BEGIN

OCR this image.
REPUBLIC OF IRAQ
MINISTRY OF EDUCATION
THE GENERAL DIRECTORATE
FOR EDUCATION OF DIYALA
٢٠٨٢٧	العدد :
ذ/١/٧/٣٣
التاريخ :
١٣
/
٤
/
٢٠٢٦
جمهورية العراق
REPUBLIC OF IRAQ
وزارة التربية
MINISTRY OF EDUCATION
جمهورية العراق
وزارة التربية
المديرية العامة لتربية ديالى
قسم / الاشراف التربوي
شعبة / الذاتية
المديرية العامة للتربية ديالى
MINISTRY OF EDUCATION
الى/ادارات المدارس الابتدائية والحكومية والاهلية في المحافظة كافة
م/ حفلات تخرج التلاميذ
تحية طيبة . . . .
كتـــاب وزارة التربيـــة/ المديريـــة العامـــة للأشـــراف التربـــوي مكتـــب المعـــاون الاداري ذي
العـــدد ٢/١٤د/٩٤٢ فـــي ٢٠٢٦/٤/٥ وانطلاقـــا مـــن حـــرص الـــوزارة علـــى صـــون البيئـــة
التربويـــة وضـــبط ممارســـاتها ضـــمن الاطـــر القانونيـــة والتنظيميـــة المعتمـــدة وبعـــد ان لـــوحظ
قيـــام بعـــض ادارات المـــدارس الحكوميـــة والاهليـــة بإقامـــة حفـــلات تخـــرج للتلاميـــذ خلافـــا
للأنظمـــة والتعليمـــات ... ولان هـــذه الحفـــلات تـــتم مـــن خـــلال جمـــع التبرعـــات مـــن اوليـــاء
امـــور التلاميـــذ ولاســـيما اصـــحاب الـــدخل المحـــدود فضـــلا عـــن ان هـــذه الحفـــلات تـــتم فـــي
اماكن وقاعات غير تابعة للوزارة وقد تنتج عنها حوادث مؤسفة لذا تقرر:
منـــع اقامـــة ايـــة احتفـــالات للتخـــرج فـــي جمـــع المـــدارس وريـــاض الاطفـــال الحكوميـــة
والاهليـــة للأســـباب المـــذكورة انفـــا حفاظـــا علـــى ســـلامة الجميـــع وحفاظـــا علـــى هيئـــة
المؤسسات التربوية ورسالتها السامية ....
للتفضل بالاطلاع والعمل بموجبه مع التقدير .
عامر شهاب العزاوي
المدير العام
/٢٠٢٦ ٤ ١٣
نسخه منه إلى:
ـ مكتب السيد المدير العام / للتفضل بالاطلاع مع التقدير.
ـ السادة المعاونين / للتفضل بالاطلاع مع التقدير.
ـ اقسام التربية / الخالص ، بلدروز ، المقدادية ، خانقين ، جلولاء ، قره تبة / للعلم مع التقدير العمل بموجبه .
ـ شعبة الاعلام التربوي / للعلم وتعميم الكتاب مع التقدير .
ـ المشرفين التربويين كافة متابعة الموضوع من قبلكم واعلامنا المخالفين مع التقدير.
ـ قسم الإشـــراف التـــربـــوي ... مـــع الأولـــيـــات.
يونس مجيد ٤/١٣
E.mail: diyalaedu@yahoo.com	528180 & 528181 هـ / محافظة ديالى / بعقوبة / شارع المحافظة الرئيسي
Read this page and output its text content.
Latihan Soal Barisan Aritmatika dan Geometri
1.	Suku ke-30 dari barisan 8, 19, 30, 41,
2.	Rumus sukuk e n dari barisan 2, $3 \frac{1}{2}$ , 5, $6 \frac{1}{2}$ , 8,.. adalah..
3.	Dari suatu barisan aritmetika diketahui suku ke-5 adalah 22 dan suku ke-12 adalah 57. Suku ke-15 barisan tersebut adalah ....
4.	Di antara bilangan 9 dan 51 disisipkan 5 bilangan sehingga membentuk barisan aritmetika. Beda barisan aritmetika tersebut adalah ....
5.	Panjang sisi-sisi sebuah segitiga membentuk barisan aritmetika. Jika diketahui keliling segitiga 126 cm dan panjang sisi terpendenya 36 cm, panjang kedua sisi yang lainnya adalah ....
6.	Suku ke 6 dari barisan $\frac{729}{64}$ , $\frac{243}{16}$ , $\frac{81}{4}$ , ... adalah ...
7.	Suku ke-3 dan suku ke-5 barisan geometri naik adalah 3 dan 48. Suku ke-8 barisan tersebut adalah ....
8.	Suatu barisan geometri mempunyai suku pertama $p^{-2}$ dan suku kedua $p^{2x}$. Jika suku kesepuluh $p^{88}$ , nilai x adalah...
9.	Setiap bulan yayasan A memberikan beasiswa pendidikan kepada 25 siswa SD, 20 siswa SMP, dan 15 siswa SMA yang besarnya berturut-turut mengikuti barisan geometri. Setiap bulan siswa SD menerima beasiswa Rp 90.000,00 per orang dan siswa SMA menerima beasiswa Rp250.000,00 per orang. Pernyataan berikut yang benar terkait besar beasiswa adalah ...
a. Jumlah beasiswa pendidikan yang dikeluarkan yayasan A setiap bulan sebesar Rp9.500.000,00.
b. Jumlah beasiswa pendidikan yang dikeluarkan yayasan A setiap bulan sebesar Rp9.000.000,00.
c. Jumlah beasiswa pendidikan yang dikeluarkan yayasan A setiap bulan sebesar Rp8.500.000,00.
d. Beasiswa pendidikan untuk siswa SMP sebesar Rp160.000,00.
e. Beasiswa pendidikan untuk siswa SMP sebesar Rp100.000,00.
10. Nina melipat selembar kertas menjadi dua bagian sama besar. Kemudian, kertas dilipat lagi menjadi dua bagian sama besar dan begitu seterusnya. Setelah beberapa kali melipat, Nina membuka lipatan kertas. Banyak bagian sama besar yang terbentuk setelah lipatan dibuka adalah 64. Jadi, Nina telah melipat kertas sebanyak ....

END

Give the number of lines in the listing above that contain "تـــتم", and nothing else.

2